◆ Information given ◆
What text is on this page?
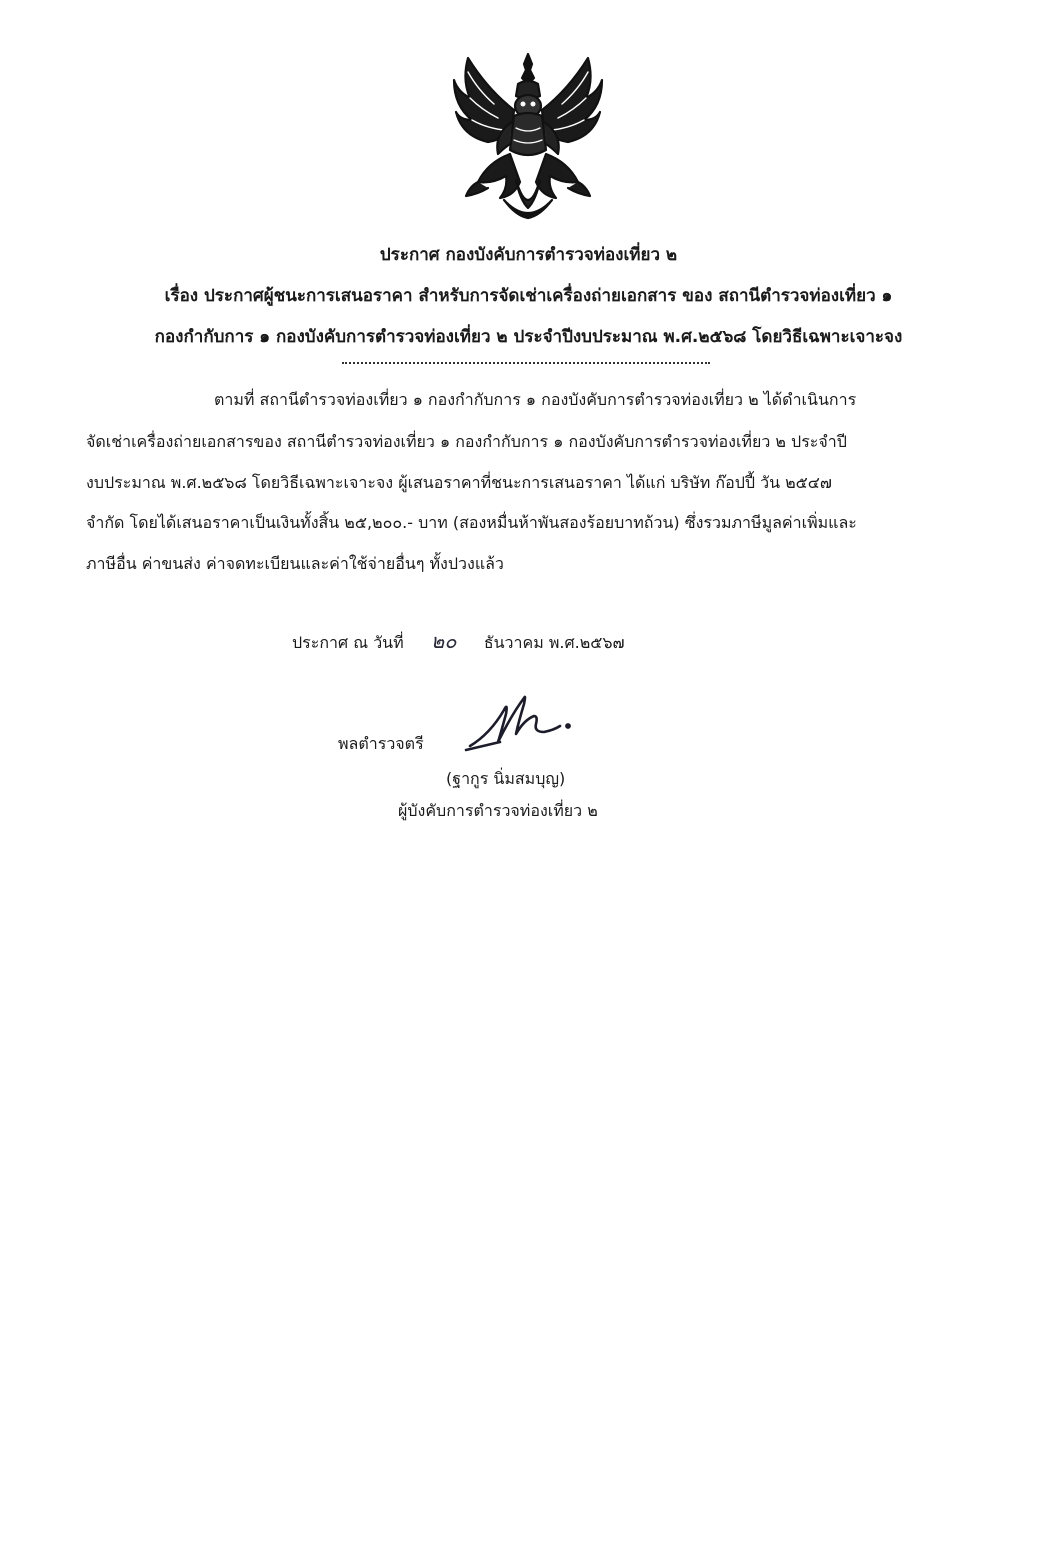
ประกาศ กองบังคับการตำรวจท่องเที่ยว ๒
เรื่อง ประกาศผู้ชนะการเสนอราคา สำหรับการจัดเช่าเครื่องถ่ายเอกสาร ของ สถานีตำรวจท่องเที่ยว ๑
กองกำกับการ ๑ กองบังคับการตำรวจท่องเที่ยว ๒ ประจำปีงบประมาณ พ.ศ.๒๕๖๘ โดยวิธีเฉพาะเจาะจง
ตามที่ สถานีตำรวจท่องเที่ยว ๑ กองกำกับการ ๑ กองบังคับการตำรวจท่องเที่ยว ๒ ได้ดำเนินการ
จัดเช่าเครื่องถ่ายเอกสารของ สถานีตำรวจท่องเที่ยว ๑ กองกำกับการ ๑ กองบังคับการตำรวจท่องเที่ยว ๒ ประจำปี
งบประมาณ พ.ศ.๒๕๖๘ โดยวิธีเฉพาะเจาะจง ผู้เสนอราคาที่ชนะการเสนอราคา ได้แก่ บริษัท ก๊อปปี้ วัน ๒๕๔๗
จำกัด โดยได้เสนอราคาเป็นเงินทั้งสิ้น ๒๕,๒๐๐.- บาท (สองหมื่นห้าพันสองร้อยบาทถ้วน) ซึ่งรวมภาษีมูลค่าเพิ่มและ
ภาษีอื่น ค่าขนส่ง ค่าจดทะเบียนและค่าใช้จ่ายอื่นๆ ทั้งปวงแล้ว
ประกาศ ณ วันที่ ๒๐ ธันวาคม พ.ศ.๒๕๖๗
พลตำรวจตรี
(ฐากูร นิ่มสมบุญ)
ผู้บังคับการตำรวจท่องเที่ยว ๒
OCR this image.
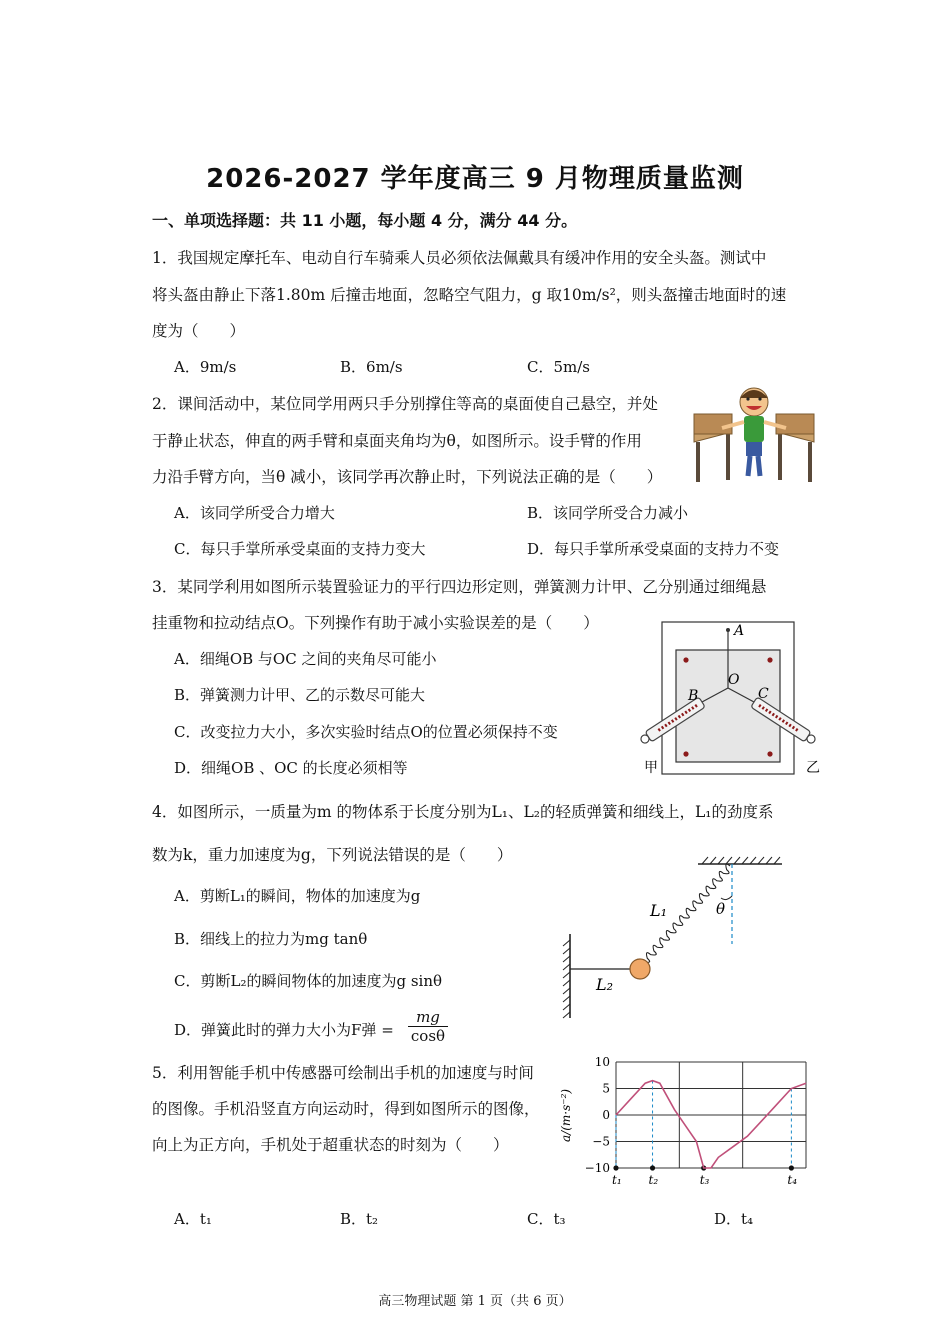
2026-2027 学年度高三 9 月物理质量监测
一、单项选择题：共 11 小题，每小题 4 分，满分 44 分。
1．我国规定摩托车、电动自行车骑乘人员必须依法佩戴具有缓冲作用的安全头盔。测试中
将头盔由静止下落1.80m 后撞击地面，忽略空气阻力，g 取10m/s²，则头盔撞击地面时的速
度为（　　）
A．9m/s	B．6m/s	C．5m/s
2．课间活动中，某位同学用两只手分别撑住等高的桌面使自己悬空，并处
于静止状态，伸直的两手臂和桌面夹角均为θ，如图所示。设手臂的作用
力沿手臂方向，当θ 减小，该同学再次静止时，下列说法正确的是（　　）
A．该同学所受合力增大	B．该同学所受合力减小
C．每只手掌所承受桌面的支持力变大	D．每只手掌所承受桌面的支持力不变
3．某同学利用如图所示装置验证力的平行四边形定则，弹簧测力计甲、乙分别通过细绳悬
挂重物和拉动结点O。下列操作有助于减小实验误差的是（　　）
A．细绳OB 与OC 之间的夹角尽可能小
B．弹簧测力计甲、乙的示数尽可能大
C．改变拉力大小，多次实验时结点O的位置必须保持不变
D．细绳OB 、OC 的长度必须相等
A
O
B	C
甲	乙
4．如图所示，一质量为m 的物体系于长度分别为L₁、L₂的轻质弹簧和细线上，L₁的劲度系
数为k，重力加速度为g，下列说法错误的是（　　）
A．剪断L₁的瞬间，物体的加速度为g
B．细线上的拉力为mg tanθ
C．剪断L₂的瞬间物体的加速度为g sinθ
D．弹簧此时的弹力大小为F弹 = $\frac{mg}{\cos\theta}$
L₁
L₂
θ
5．利用智能手机中传感器可绘制出手机的加速度与时间
的图像。手机沿竖直方向运动时，得到如图所示的图像，
向上为正方向，手机处于超重状态的时刻为（　　）
A．t₁	B．t₂	C．t₃	D．t₄
10
5
0
−5
−10
t₁ t₂	t₃	t₄
a/(m·s⁻²)
高三物理试题 第 1 页（共 6 页）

◆ Exercise brief ◆
With the pictures left out, write out exactly the lines from the line containing "OCR this image." through the final line.

◆ Final result ◆
OCR this image.
2026-2027 学年度高三 9 月物理质量监测
一、单项选择题：共 11 小题，每小题 4 分，满分 44 分。
1．我国规定摩托车、电动自行车骑乘人员必须依法佩戴具有缓冲作用的安全头盔。测试中
将头盔由静止下落1.80m 后撞击地面，忽略空气阻力，g 取10m/s²，则头盔撞击地面时的速
度为（　　）
A．9m/s	B．6m/s	C．5m/s
2．课间活动中，某位同学用两只手分别撑住等高的桌面使自己悬空，并处
于静止状态，伸直的两手臂和桌面夹角均为θ，如图所示。设手臂的作用
力沿手臂方向，当θ 减小，该同学再次静止时，下列说法正确的是（　　）
A．该同学所受合力增大	B．该同学所受合力减小
C．每只手掌所承受桌面的支持力变大	D．每只手掌所承受桌面的支持力不变
3．某同学利用如图所示装置验证力的平行四边形定则，弹簧测力计甲、乙分别通过细绳悬
挂重物和拉动结点O。下列操作有助于减小实验误差的是（　　）
A．细绳OB 与OC 之间的夹角尽可能小
B．弹簧测力计甲、乙的示数尽可能大
C．改变拉力大小，多次实验时结点O的位置必须保持不变
D．细绳OB 、OC 的长度必须相等
A
O
B	C
甲	乙
4．如图所示，一质量为m 的物体系于长度分别为L₁、L₂的轻质弹簧和细线上，L₁的劲度系
数为k，重力加速度为g，下列说法错误的是（　　）
A．剪断L₁的瞬间，物体的加速度为g
B．细线上的拉力为mg tanθ
C．剪断L₂的瞬间物体的加速度为g sinθ
D．弹簧此时的弹力大小为F弹 = $\frac{mg}{\cos\theta}$
L₁
L₂
θ
5．利用智能手机中传感器可绘制出手机的加速度与时间
的图像。手机沿竖直方向运动时，得到如图所示的图像，
向上为正方向，手机处于超重状态的时刻为（　　）
A．t₁	B．t₂	C．t₃	D．t₄
10
5
0
−5
−10
t₁ t₂	t₃	t₄
a/(m·s⁻²)
高三物理试题 第 1 页（共 6 页）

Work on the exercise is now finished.